図書館から借りている北上次郎さんの「書評稼業四十年」を手にしてい
ます。
この本の真ん中あたりにおかれている「中間小説誌の時代」という文章だけ
は返却するまでに読まなくてはと思っています。
あとがきで、この文章のことを次のように書いています。
「中間小説誌の黄金時代があったことは、当時の編集者や作家たちが時代の
証言とも言うべきエッセイ、回顧録を少なからず残している。
では、中間小説誌を読んでいた読者たちはごこにいたのか。どういうふうに
あの膨大な量の中間小説誌は受容されていたのか。そちらの証言を書いておき
たかった。」
北上さんは1946(昭和21)年生まれでありまして、ちょうど第二期黄金時代に
あたることになります。この黄金時代を築いた作家というと、五木寛之さん、野坂
昭如さんになります。
このお二人はインパクトがありましたね。小生は北上さんよりも5学年ほど下と
なるのですが、どちらもスターにのし上がった頃のことは憶えております。
北上さんは、次のように書いているのですね。

(取り組む課題)
[A] 本文について、次の問いに答えてください。
(i) 筆者が図書館から借りている本の題名は何か。
(ii) 北上さんは何年生まれか。
(iii) 第二期黄金時代を築いた作家として名前が挙がっているのは誰か。
[B] 本文の「この本の真ん中あたりにおかれている「中間小説誌の時代」という文章だけ」から「なるのですが、どちらもスターにのし上がった頃のことは憶えております。」までを、両端の語句も含めて正確に書き写すこと。

(保存済みデータセットの行)
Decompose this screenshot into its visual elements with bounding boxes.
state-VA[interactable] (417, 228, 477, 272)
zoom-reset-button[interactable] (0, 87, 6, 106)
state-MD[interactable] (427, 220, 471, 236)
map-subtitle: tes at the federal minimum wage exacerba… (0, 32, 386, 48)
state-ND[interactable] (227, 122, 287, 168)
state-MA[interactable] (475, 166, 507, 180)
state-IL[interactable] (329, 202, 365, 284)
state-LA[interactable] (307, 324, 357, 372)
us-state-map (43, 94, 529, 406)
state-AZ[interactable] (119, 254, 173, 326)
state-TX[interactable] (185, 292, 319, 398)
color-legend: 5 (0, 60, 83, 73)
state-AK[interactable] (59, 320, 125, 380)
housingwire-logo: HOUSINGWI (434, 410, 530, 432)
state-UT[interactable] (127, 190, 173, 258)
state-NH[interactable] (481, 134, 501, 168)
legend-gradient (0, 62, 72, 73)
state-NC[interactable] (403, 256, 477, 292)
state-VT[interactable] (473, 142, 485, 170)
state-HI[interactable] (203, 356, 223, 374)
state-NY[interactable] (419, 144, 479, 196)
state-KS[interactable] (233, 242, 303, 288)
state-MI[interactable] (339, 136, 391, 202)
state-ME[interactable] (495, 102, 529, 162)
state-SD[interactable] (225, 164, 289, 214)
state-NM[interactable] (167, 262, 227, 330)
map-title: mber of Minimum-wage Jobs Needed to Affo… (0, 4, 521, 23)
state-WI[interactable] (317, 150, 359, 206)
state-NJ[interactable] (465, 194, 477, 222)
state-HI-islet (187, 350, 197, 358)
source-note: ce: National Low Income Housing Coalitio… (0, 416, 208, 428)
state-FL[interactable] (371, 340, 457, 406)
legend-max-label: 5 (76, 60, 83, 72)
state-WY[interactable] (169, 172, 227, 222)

(解答一覧)
[A]
(i) 「書評稼業四十年」
(ii) 1946(昭和21)年
(iii) 五木寛之さんと野坂昭如さん

[B]
この本の真ん中あたりにおかれている「中間小説誌の時代」という文章だけ
は返却するまでに読まなくてはと思っています。
あとがきで、この文章のことを次のように書いています。
「中間小説誌の黄金時代があったことは、当時の編集者や作家たちが時代の
証言とも言うべきエッセイ、回顧録を少なからず残している。
では、中間小説誌を読んでいた読者たちはごこにいたのか。どういうふうに
あの膨大な量の中間小説誌は受容されていたのか。そちらの証言を書いておき
たかった。」
北上さんは1946(昭和21)年生まれでありまして、ちょうど第二期黄金時代に
あたることになります。この黄金時代を築いた作家というと、五木寛之さん、野坂
昭如さんになります。
このお二人はインパクトがありましたね。小生は北上さんよりも5学年ほど下と
なるのですが、どちらもスターにのし上がった頃のことは憶えております。